◆ Selected text
For each of the people touched by these indiscretions I can assure you that it is not easy to bear nor to work through. The addict and those that love that individual will grieve, hurt and try to find the best way to deal with such a sad set of circumstances. Addiction is not always a popular word to use when the compulsivity deals with sex, so I invite you to use whatever term you feel is appropriate. When I do that it still comes back to the cruel reality of pain and loss.

God grant us the desire and the ability to view these all too frequent settings with the love and gracious spirit that God has for his creation.

Vonna

May 2010
“Will I ever be able to stay focused on what I need to be focused on?” With age and maturity my hope was that the effort to focus would be less.

Walking through my family’s situation with sex addiction several years ago, my desire for focus was strong. At a time when I wanted that clarity of focus I seemed to be less successful at that.

The mind racing and thoughts so strong and deep kept that ability to focus at an all time low. Within me I felt that if I kept moving, thinking and reacting I would get through this nightmare more quickly. At times I would find myself confusing worry with focus. Now I was good at the worry part!

Basically all of that thought process was not how to focus. Time is essential for focus. Time well spent in the “work” of focusing was what eventually granted that to me.

From that time on in my life I am more successful at accomplishing the art of focus. However, it must be revisited often. Through the lens of Psalms 46:10 you can focus. Be still and know that I am God. He is God and I see that clearly when I am still, thus aiding in focusing.

Though older (not old!) and more mature, I recite that scripture often.
In Stillness,
Vonna

December 2010
The year 2010 is fast approaching its end. For most of us it has been a mixed bag of happenings. It is at this time of year that I find a bit of difficulty. Ending and beginning – some sadness, fear, excitement and a plethora of other feelings accompany both. It seems to remind me that time marches on no matter what has transpired within that twelve month timeframe. What a mixture of thoughts come to mind.

◆ Data to examine
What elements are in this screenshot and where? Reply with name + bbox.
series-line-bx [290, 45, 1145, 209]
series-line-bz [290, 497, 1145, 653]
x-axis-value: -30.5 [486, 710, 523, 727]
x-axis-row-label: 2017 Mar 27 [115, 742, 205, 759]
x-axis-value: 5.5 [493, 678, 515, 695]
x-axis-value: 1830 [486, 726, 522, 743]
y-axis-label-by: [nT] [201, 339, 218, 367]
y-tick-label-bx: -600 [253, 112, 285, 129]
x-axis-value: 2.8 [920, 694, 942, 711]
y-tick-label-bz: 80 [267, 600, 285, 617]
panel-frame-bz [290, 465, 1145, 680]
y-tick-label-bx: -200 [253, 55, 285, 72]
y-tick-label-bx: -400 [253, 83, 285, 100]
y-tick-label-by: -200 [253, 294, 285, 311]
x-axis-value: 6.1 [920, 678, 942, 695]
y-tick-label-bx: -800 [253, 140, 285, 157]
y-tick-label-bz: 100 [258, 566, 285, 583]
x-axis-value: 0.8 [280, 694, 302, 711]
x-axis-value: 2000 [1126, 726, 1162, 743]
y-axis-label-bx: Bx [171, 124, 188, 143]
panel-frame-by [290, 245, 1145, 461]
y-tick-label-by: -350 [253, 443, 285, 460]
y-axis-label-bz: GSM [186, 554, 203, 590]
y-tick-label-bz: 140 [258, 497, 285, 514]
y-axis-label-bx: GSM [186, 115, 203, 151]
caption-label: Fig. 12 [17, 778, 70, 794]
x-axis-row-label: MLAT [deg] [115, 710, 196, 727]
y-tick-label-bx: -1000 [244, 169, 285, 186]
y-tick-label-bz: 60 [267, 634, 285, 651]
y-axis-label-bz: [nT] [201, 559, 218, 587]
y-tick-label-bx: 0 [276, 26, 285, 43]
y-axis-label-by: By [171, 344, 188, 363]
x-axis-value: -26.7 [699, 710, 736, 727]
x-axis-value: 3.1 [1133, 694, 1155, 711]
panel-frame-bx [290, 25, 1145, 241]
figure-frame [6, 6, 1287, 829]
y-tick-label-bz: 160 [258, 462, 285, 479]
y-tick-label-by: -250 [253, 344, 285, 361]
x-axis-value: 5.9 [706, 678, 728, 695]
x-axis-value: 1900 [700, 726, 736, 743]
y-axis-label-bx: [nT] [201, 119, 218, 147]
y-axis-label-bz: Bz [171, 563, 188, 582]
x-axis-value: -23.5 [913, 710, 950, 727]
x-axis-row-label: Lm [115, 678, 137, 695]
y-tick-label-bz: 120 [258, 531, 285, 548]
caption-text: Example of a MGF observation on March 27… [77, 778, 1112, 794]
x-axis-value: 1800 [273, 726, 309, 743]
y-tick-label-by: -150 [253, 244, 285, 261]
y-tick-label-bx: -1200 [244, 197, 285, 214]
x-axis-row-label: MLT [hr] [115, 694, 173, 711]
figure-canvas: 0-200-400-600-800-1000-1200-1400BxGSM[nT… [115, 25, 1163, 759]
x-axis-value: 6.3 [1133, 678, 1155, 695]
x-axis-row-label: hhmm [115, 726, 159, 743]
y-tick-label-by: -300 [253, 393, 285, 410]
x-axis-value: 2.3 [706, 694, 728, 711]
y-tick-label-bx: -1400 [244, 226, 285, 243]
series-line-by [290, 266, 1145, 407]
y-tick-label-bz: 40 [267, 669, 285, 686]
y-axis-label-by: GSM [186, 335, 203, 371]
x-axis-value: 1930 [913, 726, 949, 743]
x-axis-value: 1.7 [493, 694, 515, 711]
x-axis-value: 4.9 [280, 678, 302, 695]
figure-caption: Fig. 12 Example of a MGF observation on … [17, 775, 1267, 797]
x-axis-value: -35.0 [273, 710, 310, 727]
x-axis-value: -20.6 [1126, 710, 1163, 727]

◆ Parts of the exercise
a: From the devotional letters on living through a family's sex addiction, copy word for word the part that begins with the words containing "From that time" and ends with "that scripture often.".
b: Carry on the devotional letters on living through a family's sex addiction, starting right after their final sentence.

◆ Exercise responses
a:
From that time on in my life I am more successful at accomplishing the art of focus. However, it must be revisited often. Through the lens of Psalms 46:10 you can focus. Be still and know that I am God. He is God and I see that clearly when I am still, thus aiding in focusing.

Though older (not old!) and more mature, I recite that scripture often.

b:
The end of 2009 brought to our family a new baby girl, Sydney. We approach her first birthday with great excitement. Upon her birth on December 29, 2009 my excitement was over the top. Just like with my two grandsons’ births I felt such anticipation of getting to know them. What fun I have had this year with all the events I’ve gotten to share with my family. Birthdays, holidays, talks to answer the ever ending questions of “why,” figuring out what is trying to be communicated in the “child” talk, kissing, scratches, and scrapes, first day of Kindergarten, and rocking bring such great memories, laughs, and good times.

Many times throughout these events I have thought back of my ex-husband and father of my girls. As an addict I would not desire to be in his life but I feel those sad feelings of what “could have been.” Missing the new role as a grandparent just brings a regret for him but most especially for my girls. He will never get to know these times but my girls will not get to share those with their dad. What a loss and sadness.

How is there hope? Through these very thoughts and these fun times I always come back around to hope. Just the ability to feel the feeling of sadness and at the same time the emotion while holding and loving on my grandkids reminds me that hope is there!

Your holiday season may be the best ever. However, for some I am confident that it is about the worst ever. 2011 will be stepped into for those of us on this earth and no matter how hard, we will begin that year’s journey. Let’s commit to trying to find the best and healthiest way to do that. Just as for many years now, committing to recovery and living a life worthy of the One that gave all for me, 2011 will hold a hope that I want to participate in. I pray that you will join me in helping this coming year to be one of healing and hope – no matter the circumstances.